• [The exercise]: Reproduce all the entries exactly and keep the pictures out.

--- Begin ---

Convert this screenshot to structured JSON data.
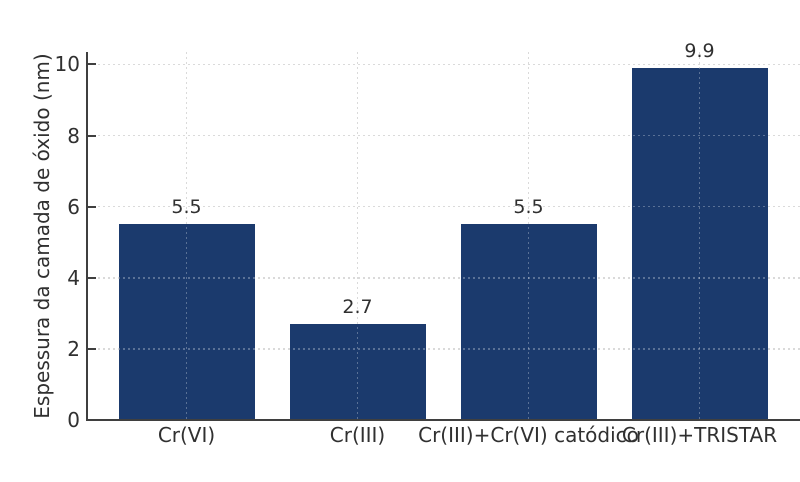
{
  "chart_data": {
    "type": "bar",
    "categories": [
      "Cr(VI)",
      "Cr(III)",
      "Cr(III)+Cr(VI) catódico",
      "Cr(III)+TRISTAR"
    ],
    "values": [
      5.5,
      2.7,
      5.5,
      9.9
    ],
    "bar_labels": [
      "5.5",
      "2.7",
      "5.5",
      "9.9"
    ],
    "title": "",
    "xlabel": "",
    "ylabel": "Espessura da camada de óxido (nm)",
    "yticks": [
      0,
      2,
      4,
      6,
      8,
      10
    ],
    "ytick_labels": [
      "0",
      "2",
      "4",
      "6",
      "8",
      "10"
    ],
    "ylim": [
      0,
      10.35
    ],
    "grid": true,
    "grid_style": "dotted",
    "legend_position": "none",
    "colors": {
      "bar": "#1b3a6d",
      "grid": "#cccccc",
      "spine": "#3f3f3f",
      "text": "#303030",
      "background": "#ffffff"
    }
  }
}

--- End ---

• [Task answer]:
Convert this screenshot to structured JSON data.
{
  "chart_data": {
    "type": "bar",
    "categories": [
      "Cr(VI)",
      "Cr(III)",
      "Cr(III)+Cr(VI) catódico",
      "Cr(III)+TRISTAR"
    ],
    "values": [
      5.5,
      2.7,
      5.5,
      9.9
    ],
    "bar_labels": [
      "5.5",
      "2.7",
      "5.5",
      "9.9"
    ],
    "title": "",
    "xlabel": "",
    "ylabel": "Espessura da camada de óxido (nm)",
    "yticks": [
      0,
      2,
      4,
      6,
      8,
      10
    ],
    "ytick_labels": [
      "0",
      "2",
      "4",
      "6",
      "8",
      "10"
    ],
    "ylim": [
      0,
      10.35
    ],
    "grid": true,
    "grid_style": "dotted",
    "legend_position": "none",
    "colors": {
      "bar": "#1b3a6d",
      "grid": "#cccccc",
      "spine": "#3f3f3f",
      "text": "#303030",
      "background": "#ffffff"
    }
  }
}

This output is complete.